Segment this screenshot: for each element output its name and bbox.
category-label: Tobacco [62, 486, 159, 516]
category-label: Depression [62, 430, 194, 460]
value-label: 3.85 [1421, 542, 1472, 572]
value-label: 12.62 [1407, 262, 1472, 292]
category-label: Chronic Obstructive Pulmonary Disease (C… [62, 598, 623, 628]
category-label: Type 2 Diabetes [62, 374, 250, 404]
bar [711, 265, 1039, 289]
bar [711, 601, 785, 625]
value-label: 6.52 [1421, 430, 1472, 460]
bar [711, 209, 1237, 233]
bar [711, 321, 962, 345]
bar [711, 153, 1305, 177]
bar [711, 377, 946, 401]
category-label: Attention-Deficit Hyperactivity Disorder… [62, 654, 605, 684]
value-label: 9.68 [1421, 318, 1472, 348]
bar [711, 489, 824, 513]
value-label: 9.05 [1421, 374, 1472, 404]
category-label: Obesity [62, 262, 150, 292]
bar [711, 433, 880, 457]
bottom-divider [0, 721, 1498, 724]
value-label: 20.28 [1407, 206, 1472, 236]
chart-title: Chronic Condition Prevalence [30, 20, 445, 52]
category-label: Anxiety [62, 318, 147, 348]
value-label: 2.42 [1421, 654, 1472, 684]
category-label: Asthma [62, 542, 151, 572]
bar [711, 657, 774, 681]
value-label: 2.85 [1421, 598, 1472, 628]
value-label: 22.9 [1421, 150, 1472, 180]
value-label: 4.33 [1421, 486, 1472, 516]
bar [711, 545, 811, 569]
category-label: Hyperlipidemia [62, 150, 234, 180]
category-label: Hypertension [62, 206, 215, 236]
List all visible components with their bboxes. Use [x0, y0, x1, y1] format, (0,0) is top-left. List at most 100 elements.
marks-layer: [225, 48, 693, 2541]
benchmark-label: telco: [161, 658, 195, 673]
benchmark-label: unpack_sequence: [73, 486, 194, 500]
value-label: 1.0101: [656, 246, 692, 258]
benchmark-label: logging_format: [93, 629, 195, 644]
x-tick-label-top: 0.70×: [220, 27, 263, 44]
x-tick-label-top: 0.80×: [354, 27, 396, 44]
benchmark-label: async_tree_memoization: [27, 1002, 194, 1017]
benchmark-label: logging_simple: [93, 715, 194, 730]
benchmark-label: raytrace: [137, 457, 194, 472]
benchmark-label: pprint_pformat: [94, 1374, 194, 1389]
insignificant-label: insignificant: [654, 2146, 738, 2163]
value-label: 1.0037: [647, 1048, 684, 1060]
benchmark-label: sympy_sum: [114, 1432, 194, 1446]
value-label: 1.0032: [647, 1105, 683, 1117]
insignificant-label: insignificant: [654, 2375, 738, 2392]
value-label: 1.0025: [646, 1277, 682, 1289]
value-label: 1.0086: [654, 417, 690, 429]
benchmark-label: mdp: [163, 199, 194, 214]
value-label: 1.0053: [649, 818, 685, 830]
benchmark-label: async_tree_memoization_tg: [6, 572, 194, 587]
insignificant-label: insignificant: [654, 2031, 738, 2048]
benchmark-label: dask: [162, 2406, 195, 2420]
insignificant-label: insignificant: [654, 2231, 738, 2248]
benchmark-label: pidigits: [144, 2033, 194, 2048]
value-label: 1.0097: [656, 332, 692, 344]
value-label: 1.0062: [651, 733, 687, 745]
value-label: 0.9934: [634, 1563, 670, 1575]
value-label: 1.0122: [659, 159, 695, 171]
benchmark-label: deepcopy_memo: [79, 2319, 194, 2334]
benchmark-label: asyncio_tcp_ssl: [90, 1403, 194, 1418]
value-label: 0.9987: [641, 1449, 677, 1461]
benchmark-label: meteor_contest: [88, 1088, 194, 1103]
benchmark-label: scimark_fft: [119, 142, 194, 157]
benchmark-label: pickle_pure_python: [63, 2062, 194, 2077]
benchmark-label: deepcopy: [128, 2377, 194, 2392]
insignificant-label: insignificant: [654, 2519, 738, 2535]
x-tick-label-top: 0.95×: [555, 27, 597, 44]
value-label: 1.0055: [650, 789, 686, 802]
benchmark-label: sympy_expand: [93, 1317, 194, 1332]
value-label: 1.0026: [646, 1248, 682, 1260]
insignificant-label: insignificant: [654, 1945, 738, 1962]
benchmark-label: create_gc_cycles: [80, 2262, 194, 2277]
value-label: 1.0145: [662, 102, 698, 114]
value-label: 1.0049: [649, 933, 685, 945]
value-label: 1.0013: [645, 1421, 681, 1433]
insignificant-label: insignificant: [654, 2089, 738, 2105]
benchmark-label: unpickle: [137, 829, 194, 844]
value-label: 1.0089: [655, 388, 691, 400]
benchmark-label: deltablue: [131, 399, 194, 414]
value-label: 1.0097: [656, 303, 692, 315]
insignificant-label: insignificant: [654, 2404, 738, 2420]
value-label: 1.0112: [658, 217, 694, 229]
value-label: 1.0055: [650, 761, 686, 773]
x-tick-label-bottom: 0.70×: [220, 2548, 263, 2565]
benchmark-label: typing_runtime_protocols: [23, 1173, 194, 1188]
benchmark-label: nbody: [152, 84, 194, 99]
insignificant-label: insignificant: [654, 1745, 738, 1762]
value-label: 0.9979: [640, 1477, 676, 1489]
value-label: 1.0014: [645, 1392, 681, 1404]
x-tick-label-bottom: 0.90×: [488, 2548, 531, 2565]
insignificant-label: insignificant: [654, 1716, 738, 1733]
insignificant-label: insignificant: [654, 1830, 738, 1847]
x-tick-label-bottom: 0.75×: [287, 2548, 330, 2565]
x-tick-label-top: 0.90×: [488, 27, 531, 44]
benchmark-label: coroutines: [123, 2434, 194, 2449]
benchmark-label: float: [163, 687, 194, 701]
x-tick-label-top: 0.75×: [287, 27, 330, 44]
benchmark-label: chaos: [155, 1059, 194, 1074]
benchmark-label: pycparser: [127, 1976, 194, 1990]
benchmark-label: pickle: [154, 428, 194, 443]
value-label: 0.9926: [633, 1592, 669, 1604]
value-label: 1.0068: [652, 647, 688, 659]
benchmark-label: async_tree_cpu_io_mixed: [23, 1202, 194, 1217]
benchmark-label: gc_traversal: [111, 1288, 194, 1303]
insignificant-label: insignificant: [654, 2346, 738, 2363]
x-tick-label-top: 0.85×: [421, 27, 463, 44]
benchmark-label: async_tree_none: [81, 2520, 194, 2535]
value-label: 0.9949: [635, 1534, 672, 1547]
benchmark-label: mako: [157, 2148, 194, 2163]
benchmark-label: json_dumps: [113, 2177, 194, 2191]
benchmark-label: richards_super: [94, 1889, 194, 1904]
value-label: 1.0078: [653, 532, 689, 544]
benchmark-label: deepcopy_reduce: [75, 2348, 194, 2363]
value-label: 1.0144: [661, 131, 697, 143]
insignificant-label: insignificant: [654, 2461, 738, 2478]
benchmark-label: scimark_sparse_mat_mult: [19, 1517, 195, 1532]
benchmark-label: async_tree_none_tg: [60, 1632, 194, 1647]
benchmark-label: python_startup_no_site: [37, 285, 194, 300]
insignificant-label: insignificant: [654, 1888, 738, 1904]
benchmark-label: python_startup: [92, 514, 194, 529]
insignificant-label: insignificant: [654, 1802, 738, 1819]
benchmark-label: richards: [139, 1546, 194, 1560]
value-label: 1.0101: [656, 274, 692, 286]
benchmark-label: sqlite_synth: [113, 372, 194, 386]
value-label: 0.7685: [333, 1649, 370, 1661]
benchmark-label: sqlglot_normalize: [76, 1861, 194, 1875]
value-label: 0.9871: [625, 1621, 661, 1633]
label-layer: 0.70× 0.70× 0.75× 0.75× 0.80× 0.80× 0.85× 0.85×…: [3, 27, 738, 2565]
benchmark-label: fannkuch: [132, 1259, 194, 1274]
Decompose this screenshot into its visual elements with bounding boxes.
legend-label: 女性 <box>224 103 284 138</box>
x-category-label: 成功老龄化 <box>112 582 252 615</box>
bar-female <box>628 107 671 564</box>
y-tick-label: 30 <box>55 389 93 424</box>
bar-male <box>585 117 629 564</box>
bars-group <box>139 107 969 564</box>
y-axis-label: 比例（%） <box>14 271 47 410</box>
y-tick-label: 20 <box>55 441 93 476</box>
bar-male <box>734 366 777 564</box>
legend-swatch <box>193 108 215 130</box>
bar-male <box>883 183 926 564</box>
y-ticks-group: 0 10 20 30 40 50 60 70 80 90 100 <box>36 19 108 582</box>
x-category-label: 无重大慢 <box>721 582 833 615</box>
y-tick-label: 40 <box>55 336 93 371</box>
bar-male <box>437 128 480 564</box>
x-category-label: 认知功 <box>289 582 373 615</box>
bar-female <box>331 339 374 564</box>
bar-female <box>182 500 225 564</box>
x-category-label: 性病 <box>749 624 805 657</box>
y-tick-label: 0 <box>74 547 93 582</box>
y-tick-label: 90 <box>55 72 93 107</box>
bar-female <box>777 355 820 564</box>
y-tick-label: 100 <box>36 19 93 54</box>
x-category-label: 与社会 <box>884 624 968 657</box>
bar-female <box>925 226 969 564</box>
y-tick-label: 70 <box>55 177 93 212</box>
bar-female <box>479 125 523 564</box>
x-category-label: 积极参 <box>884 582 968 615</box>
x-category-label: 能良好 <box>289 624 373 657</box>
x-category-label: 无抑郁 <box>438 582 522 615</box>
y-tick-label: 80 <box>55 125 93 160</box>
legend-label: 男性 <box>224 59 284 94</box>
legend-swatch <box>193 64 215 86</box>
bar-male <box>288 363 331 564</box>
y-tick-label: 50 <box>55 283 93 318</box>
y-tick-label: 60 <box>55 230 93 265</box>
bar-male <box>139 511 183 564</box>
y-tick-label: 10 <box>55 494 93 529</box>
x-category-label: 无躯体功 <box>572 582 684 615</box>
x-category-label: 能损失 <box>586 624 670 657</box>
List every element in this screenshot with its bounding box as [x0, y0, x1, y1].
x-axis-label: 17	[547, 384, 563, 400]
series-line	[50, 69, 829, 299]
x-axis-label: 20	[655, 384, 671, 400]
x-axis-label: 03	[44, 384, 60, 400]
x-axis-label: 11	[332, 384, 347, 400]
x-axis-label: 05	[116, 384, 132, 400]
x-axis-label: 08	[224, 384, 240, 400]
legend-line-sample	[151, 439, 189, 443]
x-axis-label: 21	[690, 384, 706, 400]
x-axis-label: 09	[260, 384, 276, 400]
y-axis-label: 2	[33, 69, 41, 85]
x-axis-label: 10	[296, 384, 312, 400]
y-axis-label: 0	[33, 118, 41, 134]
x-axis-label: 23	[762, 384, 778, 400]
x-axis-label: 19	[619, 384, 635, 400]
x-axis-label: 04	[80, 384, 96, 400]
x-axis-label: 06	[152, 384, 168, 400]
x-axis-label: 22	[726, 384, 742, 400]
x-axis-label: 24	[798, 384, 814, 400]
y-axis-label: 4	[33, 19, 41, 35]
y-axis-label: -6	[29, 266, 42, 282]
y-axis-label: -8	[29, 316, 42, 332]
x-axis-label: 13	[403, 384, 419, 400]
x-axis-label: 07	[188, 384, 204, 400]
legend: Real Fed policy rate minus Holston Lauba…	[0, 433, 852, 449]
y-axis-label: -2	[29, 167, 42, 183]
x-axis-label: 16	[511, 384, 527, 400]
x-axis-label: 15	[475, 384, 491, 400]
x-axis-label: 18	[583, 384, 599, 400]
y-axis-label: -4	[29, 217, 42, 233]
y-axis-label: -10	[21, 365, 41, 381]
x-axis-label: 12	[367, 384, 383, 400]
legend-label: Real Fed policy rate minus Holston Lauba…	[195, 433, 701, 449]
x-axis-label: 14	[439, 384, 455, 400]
•••••
■ SET PROBLEM
Reproduce the data from its first line through the line with "category-label: Type 2", swapping "Depression" for "Insomnia" and keeping everything else the same.

■ WORKED SOLUTION
Segment this screenshot: for each element output its name and bbox.
category-label: Tobacco [62, 486, 159, 516]
category-label: Insomnia [62, 430, 194, 460]
value-label: 3.85 [1421, 542, 1472, 572]
value-label: 12.62 [1407, 262, 1472, 292]
category-label: Chronic Obstructive Pulmonary Disease (C… [62, 598, 623, 628]
category-label: Type 2 Diabetes [62, 374, 250, 404]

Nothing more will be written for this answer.